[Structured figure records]
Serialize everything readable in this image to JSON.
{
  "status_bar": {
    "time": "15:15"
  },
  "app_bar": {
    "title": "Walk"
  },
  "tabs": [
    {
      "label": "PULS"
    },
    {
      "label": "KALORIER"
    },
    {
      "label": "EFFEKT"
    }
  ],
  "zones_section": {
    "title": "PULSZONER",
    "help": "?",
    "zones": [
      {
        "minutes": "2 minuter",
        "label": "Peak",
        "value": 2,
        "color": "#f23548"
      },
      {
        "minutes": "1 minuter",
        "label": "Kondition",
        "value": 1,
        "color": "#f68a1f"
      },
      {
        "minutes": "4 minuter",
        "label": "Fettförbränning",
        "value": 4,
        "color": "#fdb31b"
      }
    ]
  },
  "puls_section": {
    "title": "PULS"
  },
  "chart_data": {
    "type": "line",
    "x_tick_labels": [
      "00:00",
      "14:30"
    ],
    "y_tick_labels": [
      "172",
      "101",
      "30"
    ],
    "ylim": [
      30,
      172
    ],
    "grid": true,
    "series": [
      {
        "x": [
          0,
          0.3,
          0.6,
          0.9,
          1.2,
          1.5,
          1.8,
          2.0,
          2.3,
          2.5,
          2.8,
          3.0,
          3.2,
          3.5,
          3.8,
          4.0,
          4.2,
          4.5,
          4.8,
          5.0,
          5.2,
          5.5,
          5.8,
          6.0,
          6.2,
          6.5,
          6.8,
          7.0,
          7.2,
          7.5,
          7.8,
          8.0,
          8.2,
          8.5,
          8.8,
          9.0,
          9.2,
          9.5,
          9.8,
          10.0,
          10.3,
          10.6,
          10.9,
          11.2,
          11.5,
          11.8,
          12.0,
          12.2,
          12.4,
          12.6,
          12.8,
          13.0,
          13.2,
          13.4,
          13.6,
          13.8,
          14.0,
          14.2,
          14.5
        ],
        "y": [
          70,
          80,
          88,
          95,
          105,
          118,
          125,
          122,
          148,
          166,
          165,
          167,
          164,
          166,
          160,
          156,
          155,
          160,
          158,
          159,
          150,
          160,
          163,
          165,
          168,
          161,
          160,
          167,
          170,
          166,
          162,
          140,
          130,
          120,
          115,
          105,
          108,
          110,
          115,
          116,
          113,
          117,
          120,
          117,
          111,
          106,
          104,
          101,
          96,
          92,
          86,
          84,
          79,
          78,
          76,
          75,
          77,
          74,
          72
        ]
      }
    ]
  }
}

## What you should do
Which lines contain the word "title"? Copy each of them.

## Full solution
    "title": "Walk"
    "title": "PULSZONER",
    "title": "PULS"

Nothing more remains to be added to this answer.